__Raw records__:
──────
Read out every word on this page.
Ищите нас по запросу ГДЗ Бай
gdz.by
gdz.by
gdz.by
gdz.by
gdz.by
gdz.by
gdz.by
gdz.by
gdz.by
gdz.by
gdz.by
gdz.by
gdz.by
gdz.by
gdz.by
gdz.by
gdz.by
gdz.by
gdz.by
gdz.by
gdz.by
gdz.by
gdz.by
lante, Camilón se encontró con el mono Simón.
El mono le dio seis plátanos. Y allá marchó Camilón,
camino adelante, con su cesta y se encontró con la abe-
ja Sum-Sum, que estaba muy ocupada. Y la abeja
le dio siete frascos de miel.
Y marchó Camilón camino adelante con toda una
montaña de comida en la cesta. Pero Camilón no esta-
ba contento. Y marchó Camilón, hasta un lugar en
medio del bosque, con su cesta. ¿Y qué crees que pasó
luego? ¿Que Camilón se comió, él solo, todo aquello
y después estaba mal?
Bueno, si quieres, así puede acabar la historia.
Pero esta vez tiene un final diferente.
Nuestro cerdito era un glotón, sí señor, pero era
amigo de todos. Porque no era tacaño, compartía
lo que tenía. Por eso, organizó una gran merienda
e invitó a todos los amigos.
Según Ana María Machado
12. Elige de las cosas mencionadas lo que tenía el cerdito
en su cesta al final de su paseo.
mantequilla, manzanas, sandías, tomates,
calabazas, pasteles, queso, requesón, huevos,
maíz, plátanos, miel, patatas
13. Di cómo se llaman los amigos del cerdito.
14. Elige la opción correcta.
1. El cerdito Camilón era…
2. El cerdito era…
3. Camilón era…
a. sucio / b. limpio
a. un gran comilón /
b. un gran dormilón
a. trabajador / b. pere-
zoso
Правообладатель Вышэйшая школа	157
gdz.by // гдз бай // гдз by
──────
__WHAT YOU SHOULD DO__: Find how many lines in the records contain the string "estaba", then give the number alone.

__SOLUTION FOR THIS PROBLEM__: 2